**ФРАГМЕНТ СТРАНИЦЫ**:
Выбрать главу

Жорес развертывался, как мощный дуб. Корни его все глубже уходили во французскую землю, рабочую и крестьянскую. Голову свою он поднял над всеми другими политиками Франции. Обаяние его было колоссально. Надо сказать, что он рос все время и как революционер. Конечно, было бы преувеличением сказать, что к объявлению войны мы имели бы в Жоресе человека совершенно подготовленного к роли революционного лидера французских и вообще западноевропейских рабочих, к роли партнера нашего великого Ленина. Может быть, это и не так, но буржуазия правильно опасалась, что этот человек с гигантским ораторским талантом, огромным, полным всяких ухищрений и шахматных ходов политическим умом, человек, полюбившийся массе, может стать во время войны чрезвычайно опасным. Тот факт, что любимый ученик Жореса — Кашен — стал вождем французских коммунистов, очень показателен. Правда, многие могут сказать, что другой ученик Жореса — Альберт Тома — стал одним из военнейших министров военного времени и одним из яростнейших прирученных Лигой Наций социалистов. Но по своему политическому темпераменту, по своему миросозерцанию именно Кашен представляет собою подлинного ученика Жореса.

Загадывать трудно. Кто мог думать, что наш Плеханов окажется социал-патриотом и усердным франкофилом? Кто мог думать, что Жюль Гед, этот праведник, этот пуританин марксизма, сделается министром, без портфеля патриотического кабинета во время войны? Но лично я питаю уверенность, что если не сразу, то постепенно, по мере развертывания ужасов войны, Жорес должен был прийти к каким-то чрезвычайно левым, радикальным позициям, и, может быть, когда тигр Клемансо взял в свои когти французское трехцветное знамя, будь жив Жорес, его могучая рука подняла бы над Европой красное знамя.

**ИЗВЛЕЧЕННЫЕ СВЕДЕНИЯ**:

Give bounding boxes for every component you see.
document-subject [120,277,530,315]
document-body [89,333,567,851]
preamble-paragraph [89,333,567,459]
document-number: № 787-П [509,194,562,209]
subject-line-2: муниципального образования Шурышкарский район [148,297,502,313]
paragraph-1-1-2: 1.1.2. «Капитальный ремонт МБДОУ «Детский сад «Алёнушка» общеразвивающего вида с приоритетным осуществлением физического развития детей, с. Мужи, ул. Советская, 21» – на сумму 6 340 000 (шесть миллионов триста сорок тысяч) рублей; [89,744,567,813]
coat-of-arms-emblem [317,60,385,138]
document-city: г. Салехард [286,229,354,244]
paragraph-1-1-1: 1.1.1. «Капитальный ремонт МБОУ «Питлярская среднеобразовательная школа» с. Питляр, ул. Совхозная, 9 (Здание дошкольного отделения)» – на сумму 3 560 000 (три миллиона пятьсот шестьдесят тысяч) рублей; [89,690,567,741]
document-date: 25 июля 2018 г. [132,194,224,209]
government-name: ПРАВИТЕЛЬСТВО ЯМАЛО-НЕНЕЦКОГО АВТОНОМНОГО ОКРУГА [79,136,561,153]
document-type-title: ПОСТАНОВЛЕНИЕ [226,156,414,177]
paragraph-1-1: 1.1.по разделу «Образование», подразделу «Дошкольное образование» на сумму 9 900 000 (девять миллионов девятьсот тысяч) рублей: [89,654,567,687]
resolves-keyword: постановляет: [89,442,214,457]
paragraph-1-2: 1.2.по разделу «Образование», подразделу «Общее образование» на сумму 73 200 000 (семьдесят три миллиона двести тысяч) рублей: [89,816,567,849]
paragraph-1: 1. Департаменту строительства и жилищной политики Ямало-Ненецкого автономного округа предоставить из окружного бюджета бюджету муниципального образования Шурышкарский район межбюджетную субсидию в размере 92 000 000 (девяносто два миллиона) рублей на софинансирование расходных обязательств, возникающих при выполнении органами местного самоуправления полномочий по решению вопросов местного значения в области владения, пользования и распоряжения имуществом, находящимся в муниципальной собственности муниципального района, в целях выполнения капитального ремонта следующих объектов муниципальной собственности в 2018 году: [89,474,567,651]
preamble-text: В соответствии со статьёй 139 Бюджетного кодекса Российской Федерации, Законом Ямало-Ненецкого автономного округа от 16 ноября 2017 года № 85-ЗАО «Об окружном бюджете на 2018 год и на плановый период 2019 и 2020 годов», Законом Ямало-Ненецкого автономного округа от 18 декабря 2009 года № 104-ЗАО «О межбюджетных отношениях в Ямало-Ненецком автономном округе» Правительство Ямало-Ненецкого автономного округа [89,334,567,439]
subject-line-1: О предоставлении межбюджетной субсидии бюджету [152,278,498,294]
* * *
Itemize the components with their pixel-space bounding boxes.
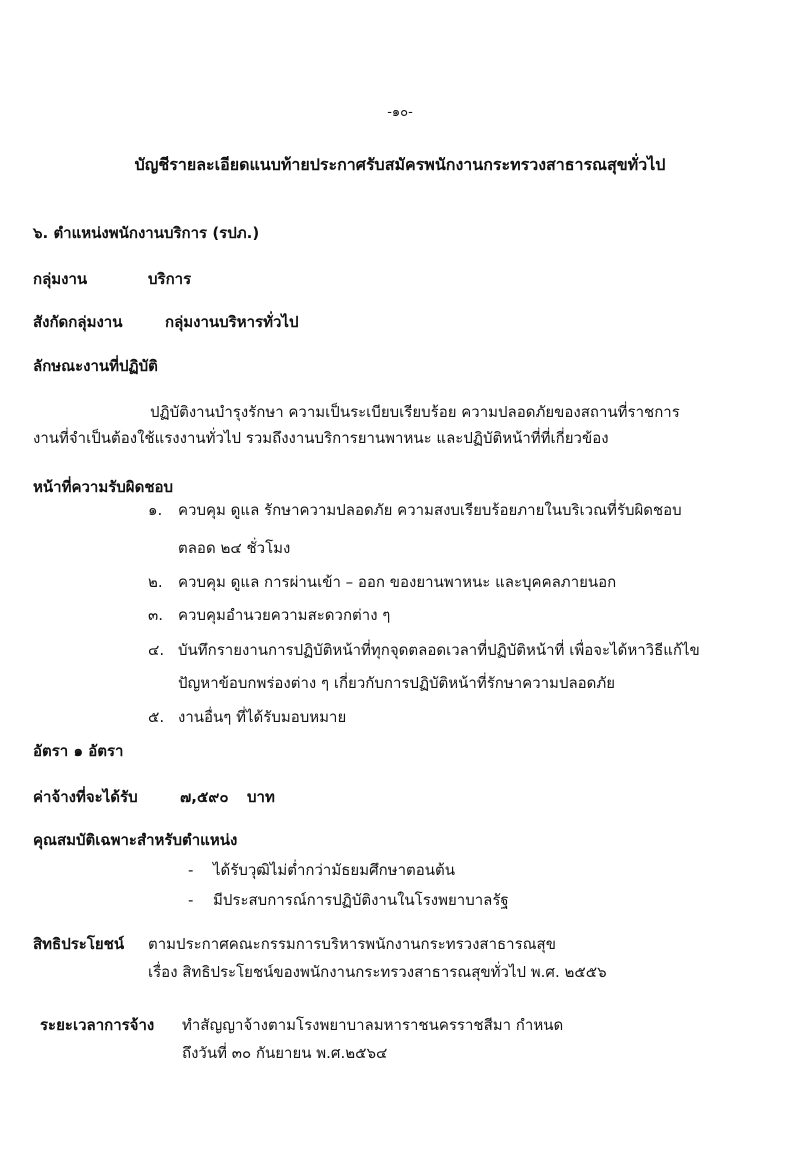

**ЗАДАНИЯ**:
[A] Верните дословно отрывок текста о Жоресе, начиная со слов «Загадывать трудно. Кто» и заканчивая словами «Европой красное знамя.».
[B] Ответьте на вопросы по тексту о Жоресе:
(i) С каким деревом сравнивается Жорес?
(ii) Кто из учеников Жореса стал вождем французских коммунистов?
(iii) Кем, согласно тексту, оказался Плеханов?

**ИТОГОВЫЕ ОТВЕТЫ**:
[A]
Загадывать трудно. Кто мог думать, что наш Плеханов окажется социал-патриотом и усердным франкофилом? Кто мог думать, что Жюль Гед, этот праведник, этот пуританин марксизма, сделается министром, без портфеля патриотического кабинета во время войны? Но лично я питаю уверенность, что если не сразу, то постепенно, по мере развертывания ужасов войны, Жорес должен был прийти к каким-то чрезвычайно левым, радикальным позициям, и, может быть, когда тигр Клемансо взял в свои когти французское трехцветное знамя, будь жив Жорес, его могучая рука подняла бы над Европой красное знамя.

[B]
(i) С мощным дубом.
(ii) Кашен.
(iii) Социал-патриотом и усердным франкофилом.